- [The problem] All the data should come back exactly as it was given.

- [Source data]
==================================================
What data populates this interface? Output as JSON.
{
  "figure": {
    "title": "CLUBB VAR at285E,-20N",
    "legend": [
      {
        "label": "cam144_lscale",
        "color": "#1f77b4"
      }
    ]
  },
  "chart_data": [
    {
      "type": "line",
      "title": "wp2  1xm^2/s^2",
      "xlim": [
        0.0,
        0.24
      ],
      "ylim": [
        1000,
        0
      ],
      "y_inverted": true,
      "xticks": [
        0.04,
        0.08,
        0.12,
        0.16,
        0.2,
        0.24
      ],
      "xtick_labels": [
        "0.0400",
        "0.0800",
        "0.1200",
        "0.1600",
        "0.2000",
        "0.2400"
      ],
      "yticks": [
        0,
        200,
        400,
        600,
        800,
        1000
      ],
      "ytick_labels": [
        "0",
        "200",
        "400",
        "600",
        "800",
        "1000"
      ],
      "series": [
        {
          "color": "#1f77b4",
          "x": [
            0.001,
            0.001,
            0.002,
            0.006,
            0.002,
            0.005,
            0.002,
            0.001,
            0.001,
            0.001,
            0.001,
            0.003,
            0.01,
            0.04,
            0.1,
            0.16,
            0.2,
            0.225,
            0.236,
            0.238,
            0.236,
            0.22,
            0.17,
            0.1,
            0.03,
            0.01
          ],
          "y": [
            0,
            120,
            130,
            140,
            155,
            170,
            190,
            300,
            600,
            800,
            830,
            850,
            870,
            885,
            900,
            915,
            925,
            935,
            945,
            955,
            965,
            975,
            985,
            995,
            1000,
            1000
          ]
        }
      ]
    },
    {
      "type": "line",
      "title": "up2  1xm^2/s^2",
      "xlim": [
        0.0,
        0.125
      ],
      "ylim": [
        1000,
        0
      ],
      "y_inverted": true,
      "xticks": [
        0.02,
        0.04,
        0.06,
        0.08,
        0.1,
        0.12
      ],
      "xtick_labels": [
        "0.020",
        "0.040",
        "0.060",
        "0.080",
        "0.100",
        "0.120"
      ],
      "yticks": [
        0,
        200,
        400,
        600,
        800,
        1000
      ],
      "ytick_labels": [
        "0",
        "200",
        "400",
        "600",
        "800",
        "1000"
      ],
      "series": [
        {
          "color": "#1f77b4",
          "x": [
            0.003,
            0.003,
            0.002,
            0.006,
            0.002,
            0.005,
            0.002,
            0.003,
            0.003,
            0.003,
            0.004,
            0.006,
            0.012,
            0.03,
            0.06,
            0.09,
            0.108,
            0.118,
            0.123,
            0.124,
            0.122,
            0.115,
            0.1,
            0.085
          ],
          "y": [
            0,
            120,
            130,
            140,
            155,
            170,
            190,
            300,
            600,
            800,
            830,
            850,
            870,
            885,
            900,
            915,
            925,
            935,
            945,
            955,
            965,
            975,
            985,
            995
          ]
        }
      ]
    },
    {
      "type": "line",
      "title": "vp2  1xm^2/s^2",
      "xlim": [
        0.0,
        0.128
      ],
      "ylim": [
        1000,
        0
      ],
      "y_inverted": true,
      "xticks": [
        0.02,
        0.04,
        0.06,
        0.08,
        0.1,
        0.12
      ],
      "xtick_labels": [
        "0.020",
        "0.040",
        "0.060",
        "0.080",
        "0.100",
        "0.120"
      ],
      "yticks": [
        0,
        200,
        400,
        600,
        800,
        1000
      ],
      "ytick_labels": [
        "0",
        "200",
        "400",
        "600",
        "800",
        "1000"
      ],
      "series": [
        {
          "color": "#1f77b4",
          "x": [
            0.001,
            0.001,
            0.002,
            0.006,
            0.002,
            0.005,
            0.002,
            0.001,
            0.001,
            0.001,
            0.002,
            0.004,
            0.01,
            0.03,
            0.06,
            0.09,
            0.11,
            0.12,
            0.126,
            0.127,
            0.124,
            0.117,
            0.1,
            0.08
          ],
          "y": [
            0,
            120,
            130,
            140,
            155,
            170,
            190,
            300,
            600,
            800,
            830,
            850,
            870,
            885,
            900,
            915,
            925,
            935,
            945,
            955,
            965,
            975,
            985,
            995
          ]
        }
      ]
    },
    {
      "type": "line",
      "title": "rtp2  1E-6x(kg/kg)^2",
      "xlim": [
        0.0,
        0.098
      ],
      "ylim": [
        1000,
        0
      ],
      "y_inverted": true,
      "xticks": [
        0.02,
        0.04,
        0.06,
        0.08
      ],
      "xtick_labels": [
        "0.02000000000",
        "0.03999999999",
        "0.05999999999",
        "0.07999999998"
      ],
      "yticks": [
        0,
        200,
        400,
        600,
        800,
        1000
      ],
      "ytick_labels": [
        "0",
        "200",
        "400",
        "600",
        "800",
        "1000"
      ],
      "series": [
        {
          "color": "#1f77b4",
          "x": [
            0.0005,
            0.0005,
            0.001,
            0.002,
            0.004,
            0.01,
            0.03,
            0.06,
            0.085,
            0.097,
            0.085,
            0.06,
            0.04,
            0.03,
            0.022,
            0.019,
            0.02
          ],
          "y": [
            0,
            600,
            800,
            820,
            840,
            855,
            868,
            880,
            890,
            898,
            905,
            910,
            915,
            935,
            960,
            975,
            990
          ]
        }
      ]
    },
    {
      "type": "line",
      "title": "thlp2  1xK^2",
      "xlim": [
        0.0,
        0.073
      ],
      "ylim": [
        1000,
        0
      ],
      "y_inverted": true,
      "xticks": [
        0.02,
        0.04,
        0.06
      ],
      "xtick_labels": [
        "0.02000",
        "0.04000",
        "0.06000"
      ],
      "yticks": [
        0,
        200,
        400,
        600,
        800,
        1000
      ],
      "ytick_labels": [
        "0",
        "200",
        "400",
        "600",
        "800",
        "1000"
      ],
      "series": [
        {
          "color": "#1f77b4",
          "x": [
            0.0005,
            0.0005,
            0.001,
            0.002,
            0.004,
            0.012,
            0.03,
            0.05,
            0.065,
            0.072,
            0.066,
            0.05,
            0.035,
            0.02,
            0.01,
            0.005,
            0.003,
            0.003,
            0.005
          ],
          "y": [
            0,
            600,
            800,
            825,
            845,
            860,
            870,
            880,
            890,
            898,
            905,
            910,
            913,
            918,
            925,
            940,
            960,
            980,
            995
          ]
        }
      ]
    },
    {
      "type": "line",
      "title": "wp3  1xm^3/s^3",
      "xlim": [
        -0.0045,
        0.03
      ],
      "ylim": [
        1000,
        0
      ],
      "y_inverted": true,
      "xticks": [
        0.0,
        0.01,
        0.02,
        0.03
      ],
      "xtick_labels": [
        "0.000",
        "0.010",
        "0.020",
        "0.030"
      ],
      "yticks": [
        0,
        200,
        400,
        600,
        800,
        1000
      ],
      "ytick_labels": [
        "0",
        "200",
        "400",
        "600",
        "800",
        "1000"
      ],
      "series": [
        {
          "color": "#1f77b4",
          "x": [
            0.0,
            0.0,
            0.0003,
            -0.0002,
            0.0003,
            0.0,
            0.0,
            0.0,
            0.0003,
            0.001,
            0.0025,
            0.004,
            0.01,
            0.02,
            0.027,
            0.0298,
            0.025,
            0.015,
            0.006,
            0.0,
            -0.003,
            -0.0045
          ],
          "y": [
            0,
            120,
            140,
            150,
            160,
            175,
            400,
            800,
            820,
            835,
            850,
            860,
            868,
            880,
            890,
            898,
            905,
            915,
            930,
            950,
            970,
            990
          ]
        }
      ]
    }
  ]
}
==================================================
- [Answer to this exercise]
What data populates this interface? Output as JSON.
{
  "figure": {
    "title": "CLUBB VAR at285E,-20N",
    "legend": [
      {
        "label": "cam144_lscale",
        "color": "#1f77b4"
      }
    ]
  },
  "chart_data": [
    {
      "type": "line",
      "title": "wp2  1xm^2/s^2",
      "xlim": [
        0.0,
        0.24
      ],
      "ylim": [
        1000,
        0
      ],
      "y_inverted": true,
      "xticks": [
        0.04,
        0.08,
        0.12,
        0.16,
        0.2,
        0.24
      ],
      "xtick_labels": [
        "0.0400",
        "0.0800",
        "0.1200",
        "0.1600",
        "0.2000",
        "0.2400"
      ],
      "yticks": [
        0,
        200,
        400,
        600,
        800,
        1000
      ],
      "ytick_labels": [
        "0",
        "200",
        "400",
        "600",
        "800",
        "1000"
      ],
      "series": [
        {
          "color": "#1f77b4",
          "x": [
            0.001,
            0.001,
            0.002,
            0.006,
            0.002,
            0.005,
            0.002,
            0.001,
            0.001,
            0.001,
            0.001,
            0.003,
            0.01,
            0.04,
            0.1,
            0.16,
            0.2,
            0.225,
            0.236,
            0.238,
            0.236,
            0.22,
            0.17,
            0.1,
            0.03,
            0.01
          ],
          "y": [
            0,
            120,
            130,
            140,
            155,
            170,
            190,
            300,
            600,
            800,
            830,
            850,
            870,
            885,
            900,
            915,
            925,
            935,
            945,
            955,
            965,
            975,
            985,
            995,
            1000,
            1000
          ]
        }
      ]
    },
    {
      "type": "line",
      "title": "up2  1xm^2/s^2",
      "xlim": [
        0.0,
        0.125
      ],
      "ylim": [
        1000,
        0
      ],
      "y_inverted": true,
      "xticks": [
        0.02,
        0.04,
        0.06,
        0.08,
        0.1,
        0.12
      ],
      "xtick_labels": [
        "0.020",
        "0.040",
        "0.060",
        "0.080",
        "0.100",
        "0.120"
      ],
      "yticks": [
        0,
        200,
        400,
        600,
        800,
        1000
      ],
      "ytick_labels": [
        "0",
        "200",
        "400",
        "600",
        "800",
        "1000"
      ],
      "series": [
        {
          "color": "#1f77b4",
          "x": [
            0.003,
            0.003,
            0.002,
            0.006,
            0.002,
            0.005,
            0.002,
            0.003,
            0.003,
            0.003,
            0.004,
            0.006,
            0.012,
            0.03,
            0.06,
            0.09,
            0.108,
            0.118,
            0.123,
            0.124,
            0.122,
            0.115,
            0.1,
            0.085
          ],
          "y": [
            0,
            120,
            130,
            140,
            155,
            170,
            190,
            300,
            600,
            800,
            830,
            850,
            870,
            885,
            900,
            915,
            925,
            935,
            945,
            955,
            965,
            975,
            985,
            995
          ]
        }
      ]
    },
    {
      "type": "line",
      "title": "vp2  1xm^2/s^2",
      "xlim": [
        0.0,
        0.128
      ],
      "ylim": [
        1000,
        0
      ],
      "y_inverted": true,
      "xticks": [
        0.02,
        0.04,
        0.06,
        0.08,
        0.1,
        0.12
      ],
      "xtick_labels": [
        "0.020",
        "0.040",
        "0.060",
        "0.080",
        "0.100",
        "0.120"
      ],
      "yticks": [
        0,
        200,
        400,
        600,
        800,
        1000
      ],
      "ytick_labels": [
        "0",
        "200",
        "400",
        "600",
        "800",
        "1000"
      ],
      "series": [
        {
          "color": "#1f77b4",
          "x": [
            0.001,
            0.001,
            0.002,
            0.006,
            0.002,
            0.005,
            0.002,
            0.001,
            0.001,
            0.001,
            0.002,
            0.004,
            0.01,
            0.03,
            0.06,
            0.09,
            0.11,
            0.12,
            0.126,
            0.127,
            0.124,
            0.117,
            0.1,
            0.08
          ],
          "y": [
            0,
            120,
            130,
            140,
            155,
            170,
            190,
            300,
            600,
            800,
            830,
            850,
            870,
            885,
            900,
            915,
            925,
            935,
            945,
            955,
            965,
            975,
            985,
            995
          ]
        }
      ]
    },
    {
      "type": "line",
      "title": "rtp2  1E-6x(kg/kg)^2",
      "xlim": [
        0.0,
        0.098
      ],
      "ylim": [
        1000,
        0
      ],
      "y_inverted": true,
      "xticks": [
        0.02,
        0.04,
        0.06,
        0.08
      ],
      "xtick_labels": [
        "0.02000000000",
        "0.03999999999",
        "0.05999999999",
        "0.07999999998"
      ],
      "yticks": [
        0,
        200,
        400,
        600,
        800,
        1000
      ],
      "ytick_labels": [
        "0",
        "200",
        "400",
        "600",
        "800",
        "1000"
      ],
      "series": [
        {
          "color": "#1f77b4",
          "x": [
            0.0005,
            0.0005,
            0.001,
            0.002,
            0.004,
            0.01,
            0.03,
            0.06,
            0.085,
            0.097,
            0.085,
            0.06,
            0.04,
            0.03,
            0.022,
            0.019,
            0.02
          ],
          "y": [
            0,
            600,
            800,
            820,
            840,
            855,
            868,
            880,
            890,
            898,
            905,
            910,
            915,
            935,
            960,
            975,
            990
          ]
        }
      ]
    },
    {
      "type": "line",
      "title": "thlp2  1xK^2",
      "xlim": [
        0.0,
        0.073
      ],
      "ylim": [
        1000,
        0
      ],
      "y_inverted": true,
      "xticks": [
        0.02,
        0.04,
        0.06
      ],
      "xtick_labels": [
        "0.02000",
        "0.04000",
        "0.06000"
      ],
      "yticks": [
        0,
        200,
        400,
        600,
        800,
        1000
      ],
      "ytick_labels": [
        "0",
        "200",
        "400",
        "600",
        "800",
        "1000"
      ],
      "series": [
        {
          "color": "#1f77b4",
          "x": [
            0.0005,
            0.0005,
            0.001,
            0.002,
            0.004,
            0.012,
            0.03,
            0.05,
            0.065,
            0.072,
            0.066,
            0.05,
            0.035,
            0.02,
            0.01,
            0.005,
            0.003,
            0.003,
            0.005
          ],
          "y": [
            0,
            600,
            800,
            825,
            845,
            860,
            870,
            880,
            890,
            898,
            905,
            910,
            913,
            918,
            925,
            940,
            960,
            980,
            995
          ]
        }
      ]
    },
    {
      "type": "line",
      "title": "wp3  1xm^3/s^3",
      "xlim": [
        -0.0045,
        0.03
      ],
      "ylim": [
        1000,
        0
      ],
      "y_inverted": true,
      "xticks": [
        0.0,
        0.01,
        0.02,
        0.03
      ],
      "xtick_labels": [
        "0.000",
        "0.010",
        "0.020",
        "0.030"
      ],
      "yticks": [
        0,
        200,
        400,
        600,
        800,
        1000
      ],
      "ytick_labels": [
        "0",
        "200",
        "400",
        "600",
        "800",
        "1000"
      ],
      "series": [
        {
          "color": "#1f77b4",
          "x": [
            0.0,
            0.0,
            0.0003,
            -0.0002,
            0.0003,
            0.0,
            0.0,
            0.0,
            0.0003,
            0.001,
            0.0025,
            0.004,
            0.01,
            0.02,
            0.027,
            0.0298,
            0.025,
            0.015,
            0.006,
            0.0,
            -0.003,
            -0.0045
          ],
          "y": [
            0,
            120,
            140,
            150,
            160,
            175,
            400,
            800,
            820,
            835,
            850,
            860,
            868,
            880,
            890,
            898,
            905,
            915,
            930,
            950,
            970,
            990
          ]
        }
      ]
    }
  ]
}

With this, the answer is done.